— Start of Records for processing —
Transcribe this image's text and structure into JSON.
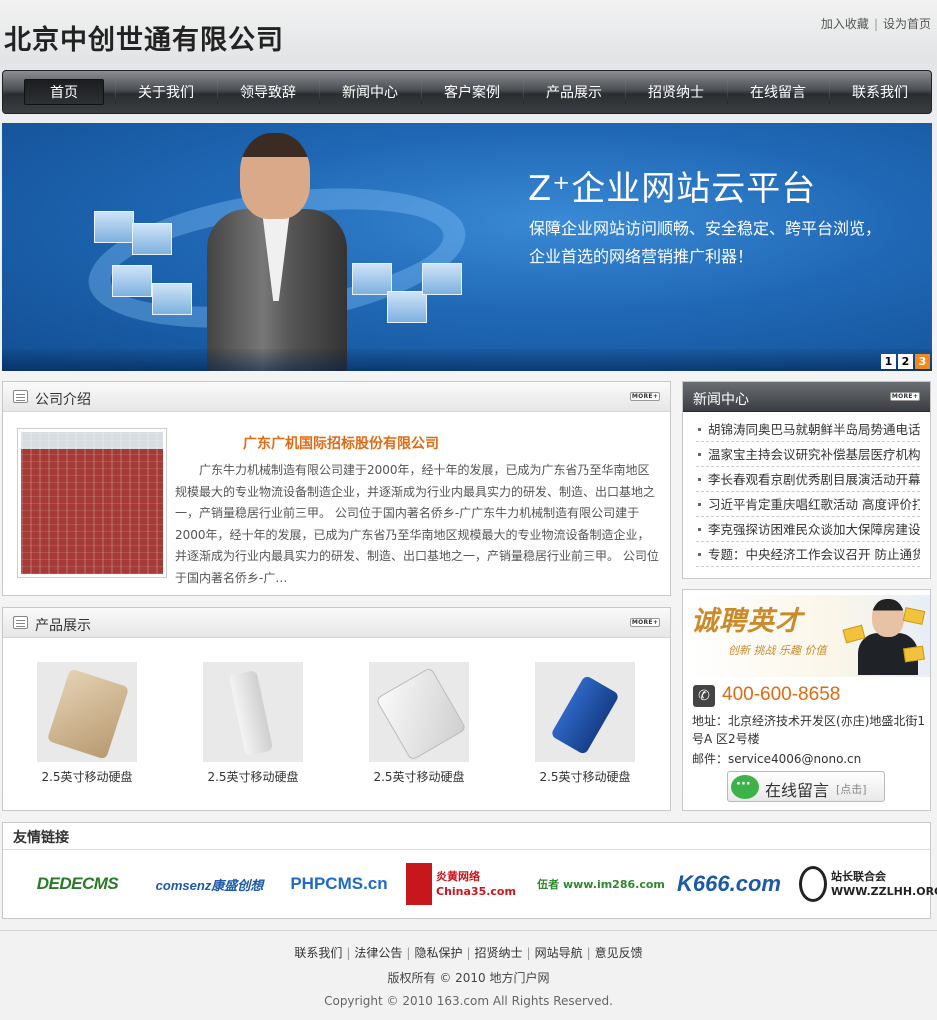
{
  "header": {
    "site_title": "北京中创世通有限公司",
    "top_links": [
      "加入收藏",
      "设为首页"
    ]
  },
  "nav": {
    "items": [
      "首页",
      "关于我们",
      "领导致辞",
      "新闻中心",
      "客户案例",
      "产品展示",
      "招贤纳士",
      "在线留言",
      "联系我们"
    ],
    "active_index": 0
  },
  "banner": {
    "title": "Z⁺企业网站云平台",
    "line1": "保障企业网站访问顺畅、安全稳定、跨平台浏览，",
    "line2": "企业首选的网络营销推广利器！",
    "pages": [
      "1",
      "2",
      "3"
    ],
    "active_page": "3"
  },
  "intro": {
    "title": "公司介绍",
    "more": "MORE+",
    "heading": "广东广机国际招标股份有限公司",
    "text": "广东牛力机械制造有限公司建于2000年，经十年的发展，已成为广东省乃至华南地区规模最大的专业物流设备制造企业，并逐渐成为行业内最具实力的研发、制造、出口基地之一，产销量稳居行业前三甲。 公司位于国内著名侨乡-广广东牛力机械制造有限公司建于2000年，经十年的发展，已成为广东省乃至华南地区规模最大的专业物流设备制造企业，并逐渐成为行业内最具实力的研发、制造、出口基地之一，产销量稳居行业前三甲。 公司位于国内著名侨乡-广…"
  },
  "products": {
    "title": "产品展示",
    "more": "MORE+",
    "items": [
      {
        "name": "2.5英寸移动硬盘"
      },
      {
        "name": "2.5英寸移动硬盘"
      },
      {
        "name": "2.5英寸移动硬盘"
      },
      {
        "name": "2.5英寸移动硬盘"
      }
    ]
  },
  "news": {
    "title": "新闻中心",
    "more": "MORE+",
    "items": [
      "胡锦涛同奥巴马就朝鲜半岛局势通电话",
      "温家宝主持会议研究补偿基层医疗机构",
      "李长春观看京剧优秀剧目展演活动开幕",
      "习近平肯定重庆唱红歌活动 高度评价打",
      "李克强探访困难民众谈加大保障房建设",
      "专题：中央经济工作会议召开 防止通货"
    ]
  },
  "contact": {
    "recruit_title": "诚聘英才",
    "recruit_words": "创新  挑战  乐趣  价值",
    "phone": "400-600-8658",
    "address_label": "地址：",
    "address": "北京经济技术开发区(亦庄)地盛北街1号A 区2号楼",
    "email_label": "邮件：",
    "email": "service4006@nono.cn",
    "message_button": "在线留言",
    "message_hint": "[点击]"
  },
  "links": {
    "title": "友情链接",
    "logos": [
      {
        "name": "DEDECMS"
      },
      {
        "name": "comsenz康盛创想"
      },
      {
        "name": "PHPCMS.cn"
      },
      {
        "name": "炎黄网络 China35.com"
      },
      {
        "name": "伍者 www.im286.com"
      },
      {
        "name": "K666.com"
      },
      {
        "name": "站长联合会 WWW.ZZLHH.ORG"
      }
    ]
  },
  "footer": {
    "links": [
      "联系我们",
      "法律公告",
      "隐私保护",
      "招贤纳士",
      "网站导航",
      "意见反馈"
    ],
    "copy1": "版权所有 © 2010 地方门户网",
    "copy2": "Copyright © 2010 163.com All Rights Reserved."
  }
}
— End of Records for processing —
- **Task goal**
Go through the material above and print all of it exactly, except the pictures.

- **Correct result**
Transcribe this image's text and structure into JSON.
{
  "header": {
    "site_title": "北京中创世通有限公司",
    "top_links": [
      "加入收藏",
      "设为首页"
    ]
  },
  "nav": {
    "items": [
      "首页",
      "关于我们",
      "领导致辞",
      "新闻中心",
      "客户案例",
      "产品展示",
      "招贤纳士",
      "在线留言",
      "联系我们"
    ],
    "active_index": 0
  },
  "banner": {
    "title": "Z⁺企业网站云平台",
    "line1": "保障企业网站访问顺畅、安全稳定、跨平台浏览，",
    "line2": "企业首选的网络营销推广利器！",
    "pages": [
      "1",
      "2",
      "3"
    ],
    "active_page": "3"
  },
  "intro": {
    "title": "公司介绍",
    "more": "MORE+",
    "heading": "广东广机国际招标股份有限公司",
    "text": "广东牛力机械制造有限公司建于2000年，经十年的发展，已成为广东省乃至华南地区规模最大的专业物流设备制造企业，并逐渐成为行业内最具实力的研发、制造、出口基地之一，产销量稳居行业前三甲。 公司位于国内著名侨乡-广广东牛力机械制造有限公司建于2000年，经十年的发展，已成为广东省乃至华南地区规模最大的专业物流设备制造企业，并逐渐成为行业内最具实力的研发、制造、出口基地之一，产销量稳居行业前三甲。 公司位于国内著名侨乡-广…"
  },
  "products": {
    "title": "产品展示",
    "more": "MORE+",
    "items": [
      {
        "name": "2.5英寸移动硬盘"
      },
      {
        "name": "2.5英寸移动硬盘"
      },
      {
        "name": "2.5英寸移动硬盘"
      },
      {
        "name": "2.5英寸移动硬盘"
      }
    ]
  },
  "news": {
    "title": "新闻中心",
    "more": "MORE+",
    "items": [
      "胡锦涛同奥巴马就朝鲜半岛局势通电话",
      "温家宝主持会议研究补偿基层医疗机构",
      "李长春观看京剧优秀剧目展演活动开幕",
      "习近平肯定重庆唱红歌活动 高度评价打",
      "李克强探访困难民众谈加大保障房建设",
      "专题：中央经济工作会议召开 防止通货"
    ]
  },
  "contact": {
    "recruit_title": "诚聘英才",
    "recruit_words": "创新  挑战  乐趣  价值",
    "phone": "400-600-8658",
    "address_label": "地址：",
    "address": "北京经济技术开发区(亦庄)地盛北街1号A 区2号楼",
    "email_label": "邮件：",
    "email": "service4006@nono.cn",
    "message_button": "在线留言",
    "message_hint": "[点击]"
  },
  "links": {
    "title": "友情链接",
    "logos": [
      {
        "name": "DEDECMS"
      },
      {
        "name": "comsenz康盛创想"
      },
      {
        "name": "PHPCMS.cn"
      },
      {
        "name": "炎黄网络 China35.com"
      },
      {
        "name": "伍者 www.im286.com"
      },
      {
        "name": "K666.com"
      },
      {
        "name": "站长联合会 WWW.ZZLHH.ORG"
      }
    ]
  },
  "footer": {
    "links": [
      "联系我们",
      "法律公告",
      "隐私保护",
      "招贤纳士",
      "网站导航",
      "意见反馈"
    ],
    "copy1": "版权所有 © 2010 地方门户网",
    "copy2": "Copyright © 2010 163.com All Rights Reserved."
  }
}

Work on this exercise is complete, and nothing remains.